──────── STORED ROWS ────────

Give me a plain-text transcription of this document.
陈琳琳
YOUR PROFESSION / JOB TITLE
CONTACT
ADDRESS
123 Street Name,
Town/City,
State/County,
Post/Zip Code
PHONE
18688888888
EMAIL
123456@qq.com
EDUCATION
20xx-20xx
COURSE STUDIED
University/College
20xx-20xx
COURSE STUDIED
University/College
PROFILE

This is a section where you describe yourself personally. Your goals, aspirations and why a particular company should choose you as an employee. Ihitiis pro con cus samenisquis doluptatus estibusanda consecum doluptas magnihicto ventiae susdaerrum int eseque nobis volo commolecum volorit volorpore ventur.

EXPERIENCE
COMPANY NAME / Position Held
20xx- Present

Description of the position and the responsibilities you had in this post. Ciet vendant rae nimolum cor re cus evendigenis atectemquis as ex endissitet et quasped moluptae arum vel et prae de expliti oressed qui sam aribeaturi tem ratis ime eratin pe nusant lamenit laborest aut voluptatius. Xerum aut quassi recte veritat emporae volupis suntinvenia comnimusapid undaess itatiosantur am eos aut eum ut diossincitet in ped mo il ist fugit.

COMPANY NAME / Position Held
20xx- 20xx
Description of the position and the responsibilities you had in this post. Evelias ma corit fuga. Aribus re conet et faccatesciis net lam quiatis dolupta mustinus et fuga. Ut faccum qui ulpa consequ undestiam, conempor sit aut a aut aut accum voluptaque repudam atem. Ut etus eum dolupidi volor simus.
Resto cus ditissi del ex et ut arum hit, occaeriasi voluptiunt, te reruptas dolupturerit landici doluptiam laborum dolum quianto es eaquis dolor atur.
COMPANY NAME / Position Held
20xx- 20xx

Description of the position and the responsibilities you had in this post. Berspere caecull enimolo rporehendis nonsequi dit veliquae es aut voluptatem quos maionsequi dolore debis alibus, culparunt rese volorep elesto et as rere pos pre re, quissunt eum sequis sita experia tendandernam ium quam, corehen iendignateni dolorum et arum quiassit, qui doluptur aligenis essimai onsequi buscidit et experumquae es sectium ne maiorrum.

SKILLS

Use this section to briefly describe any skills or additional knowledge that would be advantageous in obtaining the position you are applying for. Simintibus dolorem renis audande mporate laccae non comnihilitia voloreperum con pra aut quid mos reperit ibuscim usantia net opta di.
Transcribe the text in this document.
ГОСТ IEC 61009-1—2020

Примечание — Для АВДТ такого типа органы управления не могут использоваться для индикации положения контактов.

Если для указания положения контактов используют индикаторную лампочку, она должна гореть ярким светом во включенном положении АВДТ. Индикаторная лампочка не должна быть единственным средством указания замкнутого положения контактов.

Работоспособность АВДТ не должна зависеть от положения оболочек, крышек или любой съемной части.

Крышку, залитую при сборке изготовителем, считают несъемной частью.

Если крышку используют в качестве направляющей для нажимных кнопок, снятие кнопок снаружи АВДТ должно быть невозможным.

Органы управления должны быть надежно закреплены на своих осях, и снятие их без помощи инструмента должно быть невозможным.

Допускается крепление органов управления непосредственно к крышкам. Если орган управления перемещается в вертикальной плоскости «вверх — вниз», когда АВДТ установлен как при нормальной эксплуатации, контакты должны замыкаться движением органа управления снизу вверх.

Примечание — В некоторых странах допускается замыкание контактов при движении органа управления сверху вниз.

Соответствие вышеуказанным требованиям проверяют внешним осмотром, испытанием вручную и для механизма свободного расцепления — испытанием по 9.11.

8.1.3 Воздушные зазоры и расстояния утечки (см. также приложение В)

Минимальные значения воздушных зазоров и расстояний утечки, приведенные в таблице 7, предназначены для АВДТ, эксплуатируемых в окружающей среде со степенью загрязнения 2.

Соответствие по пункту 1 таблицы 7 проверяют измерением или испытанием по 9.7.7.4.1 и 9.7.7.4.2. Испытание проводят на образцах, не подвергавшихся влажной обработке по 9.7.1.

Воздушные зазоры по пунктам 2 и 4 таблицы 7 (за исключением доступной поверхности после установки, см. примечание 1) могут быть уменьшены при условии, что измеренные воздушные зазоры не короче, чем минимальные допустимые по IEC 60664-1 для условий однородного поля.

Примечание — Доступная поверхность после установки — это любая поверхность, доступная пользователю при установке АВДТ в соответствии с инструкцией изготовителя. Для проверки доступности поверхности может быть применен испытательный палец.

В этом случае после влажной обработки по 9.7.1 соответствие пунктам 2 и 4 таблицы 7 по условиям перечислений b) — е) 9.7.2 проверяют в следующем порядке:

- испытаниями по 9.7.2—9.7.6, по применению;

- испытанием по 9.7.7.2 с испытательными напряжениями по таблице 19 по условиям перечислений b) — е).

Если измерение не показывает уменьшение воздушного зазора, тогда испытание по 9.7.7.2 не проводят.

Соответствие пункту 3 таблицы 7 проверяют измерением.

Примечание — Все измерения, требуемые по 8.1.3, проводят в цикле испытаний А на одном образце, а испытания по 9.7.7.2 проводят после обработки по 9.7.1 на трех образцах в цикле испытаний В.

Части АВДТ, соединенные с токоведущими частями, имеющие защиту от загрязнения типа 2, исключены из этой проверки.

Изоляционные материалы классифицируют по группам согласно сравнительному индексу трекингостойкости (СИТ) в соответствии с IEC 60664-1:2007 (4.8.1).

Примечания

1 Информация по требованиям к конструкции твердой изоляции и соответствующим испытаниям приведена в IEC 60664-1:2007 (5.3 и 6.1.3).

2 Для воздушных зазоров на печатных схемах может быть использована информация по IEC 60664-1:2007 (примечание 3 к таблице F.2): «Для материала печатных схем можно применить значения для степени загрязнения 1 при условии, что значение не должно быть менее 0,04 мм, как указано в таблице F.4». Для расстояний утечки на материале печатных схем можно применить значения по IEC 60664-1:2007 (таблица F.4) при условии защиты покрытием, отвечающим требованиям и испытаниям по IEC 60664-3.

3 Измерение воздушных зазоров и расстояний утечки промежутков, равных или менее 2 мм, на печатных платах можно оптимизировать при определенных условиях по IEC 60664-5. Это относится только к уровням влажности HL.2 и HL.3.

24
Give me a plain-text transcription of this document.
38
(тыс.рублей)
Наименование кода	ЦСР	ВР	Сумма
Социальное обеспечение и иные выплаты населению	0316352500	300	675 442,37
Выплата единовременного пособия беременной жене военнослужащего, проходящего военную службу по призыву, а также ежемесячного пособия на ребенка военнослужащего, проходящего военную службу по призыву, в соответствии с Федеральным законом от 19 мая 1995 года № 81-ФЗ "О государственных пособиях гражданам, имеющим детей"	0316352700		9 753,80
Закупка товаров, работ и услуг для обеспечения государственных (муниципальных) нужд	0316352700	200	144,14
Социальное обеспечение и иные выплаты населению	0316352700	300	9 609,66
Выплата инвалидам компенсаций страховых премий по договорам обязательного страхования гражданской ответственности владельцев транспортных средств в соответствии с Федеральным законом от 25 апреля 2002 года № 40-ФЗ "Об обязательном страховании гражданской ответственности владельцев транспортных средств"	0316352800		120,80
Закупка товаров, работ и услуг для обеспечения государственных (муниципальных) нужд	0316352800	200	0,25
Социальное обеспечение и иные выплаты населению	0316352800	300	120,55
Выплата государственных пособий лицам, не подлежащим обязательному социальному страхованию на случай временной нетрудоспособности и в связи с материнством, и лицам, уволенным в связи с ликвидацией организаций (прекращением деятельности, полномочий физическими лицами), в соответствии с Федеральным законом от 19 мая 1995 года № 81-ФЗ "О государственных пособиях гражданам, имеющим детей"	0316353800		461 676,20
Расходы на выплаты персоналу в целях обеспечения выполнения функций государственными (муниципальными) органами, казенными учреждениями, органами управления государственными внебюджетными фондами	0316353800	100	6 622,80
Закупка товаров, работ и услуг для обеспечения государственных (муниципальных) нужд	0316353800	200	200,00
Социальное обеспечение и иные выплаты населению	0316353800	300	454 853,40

────────

Extract lines where the string "проверки" occurs.

• EXERCISE RESULT
Примечание — Доступная поверхность после установки — это любая поверхность, доступная пользователю при установке АВДТ в соответствии с инструкцией изготовителя. Для проверки доступности поверхности может быть применен испытательный палец.
Части АВДТ, соединенные с токоведущими частями, имеющие защиту от загрязнения типа 2, исключены из этой проверки.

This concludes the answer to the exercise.